PROBLEM STATEMENT. How many lines of the listing below contain the word "iPhone"? Reply with that number alone.

MATERIAL FOR THIS TASK.
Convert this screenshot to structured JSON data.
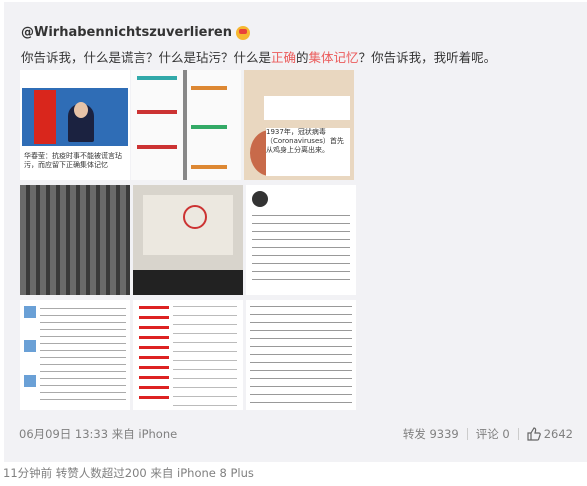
{
  "post": {
    "username": "@Wirhabennichtszuverlieren",
    "text_parts": [
      "你告诉我，什么是谎言？什么是玷污？什么是",
      "正确",
      "的",
      "集体记忆",
      "？你告诉我，我听着呢。"
    ],
    "images": [
      {
        "caption": "华春莹：抗疫时事不能被谎言玷污，而应留下正确集体记忆"
      },
      {
        "caption": ""
      },
      {
        "caption": "1937年，冠状病毒（Coronaviruses）首先从鸡身上分离出来。"
      },
      {
        "caption": ""
      },
      {
        "caption": ""
      },
      {
        "caption": ""
      },
      {
        "caption": ""
      },
      {
        "caption": ""
      },
      {
        "caption": ""
      }
    ],
    "timestamp": "06月09日 13:33 来自 iPhone",
    "repost_label": "转发 9339",
    "comment_label": "评论 0",
    "like_count": "2642"
  },
  "footer": "11分钟前 转赞人数超过200  来自 iPhone 8 Plus",
  "colors": {
    "highlight": "#eb5b5b",
    "card_bg": "#f2f2f5"
  }
}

COMPLETED EXERCISE. 2